Restate the listing that follows word for word, without its pictures.

* start Record list *

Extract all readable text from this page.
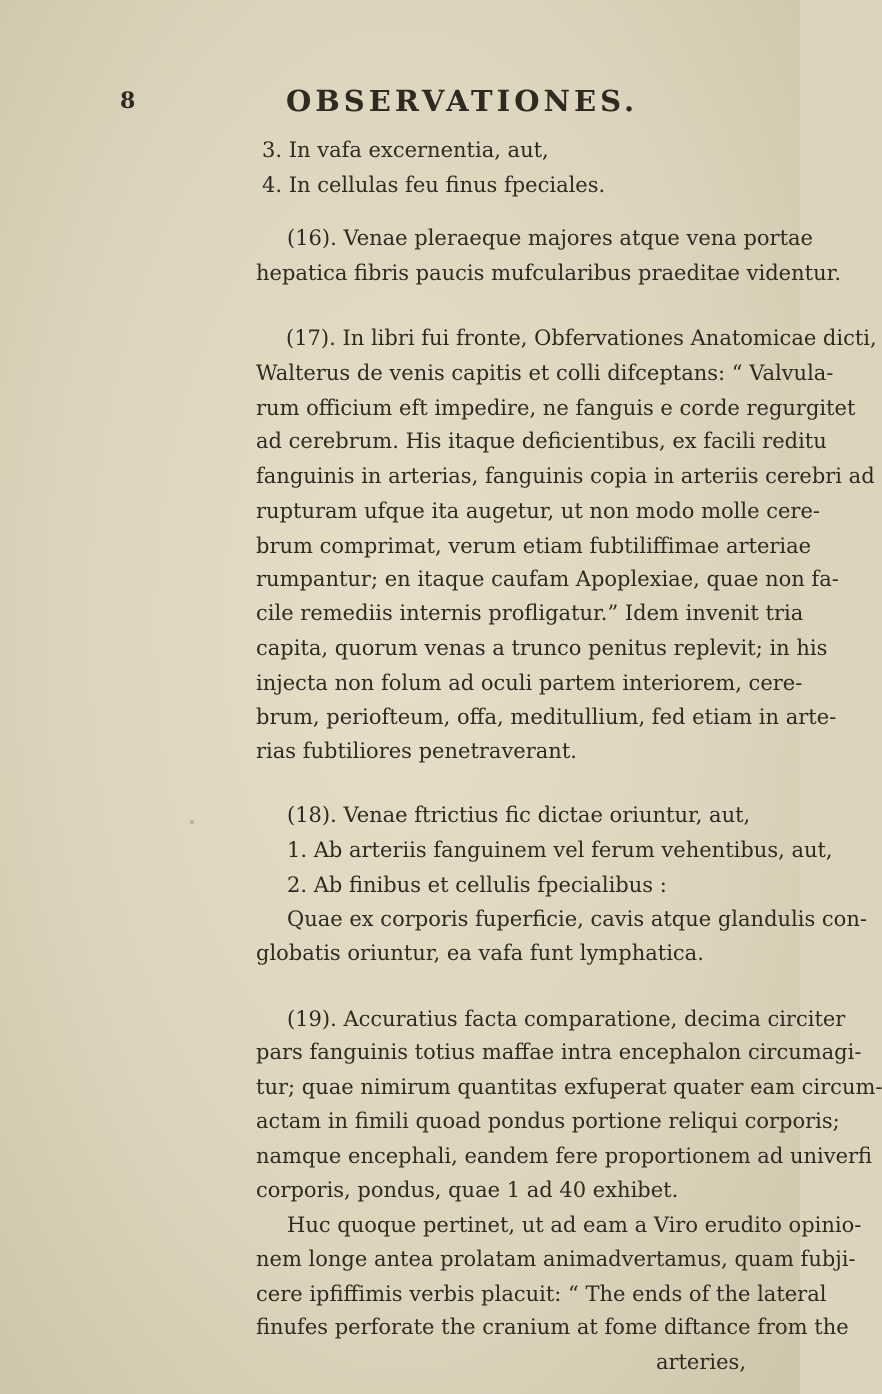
8	OBSERVATIONES.
3. In vafa excernentia, aut,
4. In cellulas feu finus fpeciales.
(16). Venae pleraeque majores atque vena portae
hepatica fibris paucis mufcularibus praeditae videntur.
(17). In libri fui fronte, Obfervationes Anatomicae dicti,
Walterus de venis capitis et colli difceptans: “ Valvula-
rum officium eft impedire, ne fanguis e corde regurgitet
ad cerebrum. His itaque deficientibus, ex facili reditu
fanguinis in arterias, fanguinis copia in arteriis cerebri ad
rupturam ufque ita augetur, ut non modo molle cere-
brum comprimat, verum etiam fubtiliffimae arteriae
rumpantur; en itaque caufam Apoplexiae, quae non fa-
cile remediis internis profligatur.” Idem invenit tria
capita, quorum venas a trunco penitus replevit; in his
injecta non folum ad oculi partem interiorem, cere-
brum, periofteum, offa, meditullium, fed etiam in arte-
rias fubtiliores penetraverant.
(18). Venae ftrictius fic dictae oriuntur, aut,
1. Ab arteriis fanguinem vel ferum vehentibus, aut,
2. Ab finibus et cellulis fpecialibus :
Quae ex corporis fuperficie, cavis atque glandulis con-
globatis oriuntur, ea vafa funt lymphatica.
(19). Accuratius facta comparatione, decima circiter
pars fanguinis totius maffae intra encephalon circumagi-
tur; quae nimirum quantitas exfuperat quater eam circum-
actam in fimili quoad pondus portione reliqui corporis;
namque encephali, eandem fere proportionem ad univerfi
corporis, pondus, quae 1 ad 40 exhibet.
Huc quoque pertinet, ut ad eam a Viro erudito opinio-
nem longe antea prolatam animadvertamus, quam fubji-
cere ipfiffimis verbis placuit: “ The ends of the lateral
finufes perforate the cranium at fome diftance from the
arteries,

* end Record list *

▶ **The result**:
Extract all readable text from this page.
8	OBSERVATIONES.
3. In vafa excernentia, aut,
4. In cellulas feu finus fpeciales.
(16). Venae pleraeque majores atque vena portae
hepatica fibris paucis mufcularibus praeditae videntur.
(17). In libri fui fronte, Obfervationes Anatomicae dicti,
Walterus de venis capitis et colli difceptans: “ Valvula-
rum officium eft impedire, ne fanguis e corde regurgitet
ad cerebrum. His itaque deficientibus, ex facili reditu
fanguinis in arterias, fanguinis copia in arteriis cerebri ad
rupturam ufque ita augetur, ut non modo molle cere-
brum comprimat, verum etiam fubtiliffimae arteriae
rumpantur; en itaque caufam Apoplexiae, quae non fa-
cile remediis internis profligatur.” Idem invenit tria
capita, quorum venas a trunco penitus replevit; in his
injecta non folum ad oculi partem interiorem, cere-
brum, periofteum, offa, meditullium, fed etiam in arte-
rias fubtiliores penetraverant.
(18). Venae ftrictius fic dictae oriuntur, aut,
1. Ab arteriis fanguinem vel ferum vehentibus, aut,
2. Ab finibus et cellulis fpecialibus :
Quae ex corporis fuperficie, cavis atque glandulis con-
globatis oriuntur, ea vafa funt lymphatica.
(19). Accuratius facta comparatione, decima circiter
pars fanguinis totius maffae intra encephalon circumagi-
tur; quae nimirum quantitas exfuperat quater eam circum-
actam in fimili quoad pondus portione reliqui corporis;
namque encephali, eandem fere proportionem ad univerfi
corporis, pondus, quae 1 ad 40 exhibet.
Huc quoque pertinet, ut ad eam a Viro erudito opinio-
nem longe antea prolatam animadvertamus, quam fubji-
cere ipfiffimis verbis placuit: “ The ends of the lateral
finufes perforate the cranium at fome diftance from the
arteries,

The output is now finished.